[Exercise details]: Can you retype every record below exactly as written?

Start of Extracted entries

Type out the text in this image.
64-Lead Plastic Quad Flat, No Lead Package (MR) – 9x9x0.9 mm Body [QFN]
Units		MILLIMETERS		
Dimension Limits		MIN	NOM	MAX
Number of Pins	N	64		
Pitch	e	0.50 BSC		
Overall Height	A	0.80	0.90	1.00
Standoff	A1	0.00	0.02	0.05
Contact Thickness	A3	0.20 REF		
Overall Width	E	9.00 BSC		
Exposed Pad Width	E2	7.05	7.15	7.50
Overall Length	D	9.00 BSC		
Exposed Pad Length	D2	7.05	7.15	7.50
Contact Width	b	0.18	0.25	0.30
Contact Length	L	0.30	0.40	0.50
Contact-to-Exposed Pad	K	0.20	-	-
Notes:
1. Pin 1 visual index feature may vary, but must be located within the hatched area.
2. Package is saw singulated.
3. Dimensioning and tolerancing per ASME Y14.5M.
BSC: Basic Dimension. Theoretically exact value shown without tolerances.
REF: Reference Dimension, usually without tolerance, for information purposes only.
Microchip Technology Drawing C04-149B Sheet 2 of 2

End of Extracted entries

[Solution]:
Type out the text in this image.
64-Lead Plastic Quad Flat, No Lead Package (MR) – 9x9x0.9 mm Body [QFN]
Units		MILLIMETERS		
Dimension Limits		MIN	NOM	MAX
Number of Pins	N	64		
Pitch	e	0.50 BSC		
Overall Height	A	0.80	0.90	1.00
Standoff	A1	0.00	0.02	0.05
Contact Thickness	A3	0.20 REF		
Overall Width	E	9.00 BSC		
Exposed Pad Width	E2	7.05	7.15	7.50
Overall Length	D	9.00 BSC		
Exposed Pad Length	D2	7.05	7.15	7.50
Contact Width	b	0.18	0.25	0.30
Contact Length	L	0.30	0.40	0.50
Contact-to-Exposed Pad	K	0.20	-	-
Notes:
1. Pin 1 visual index feature may vary, but must be located within the hatched area.
2. Package is saw singulated.
3. Dimensioning and tolerancing per ASME Y14.5M.
BSC: Basic Dimension. Theoretically exact value shown without tolerances.
REF: Reference Dimension, usually without tolerance, for information purposes only.
Microchip Technology Drawing C04-149B Sheet 2 of 2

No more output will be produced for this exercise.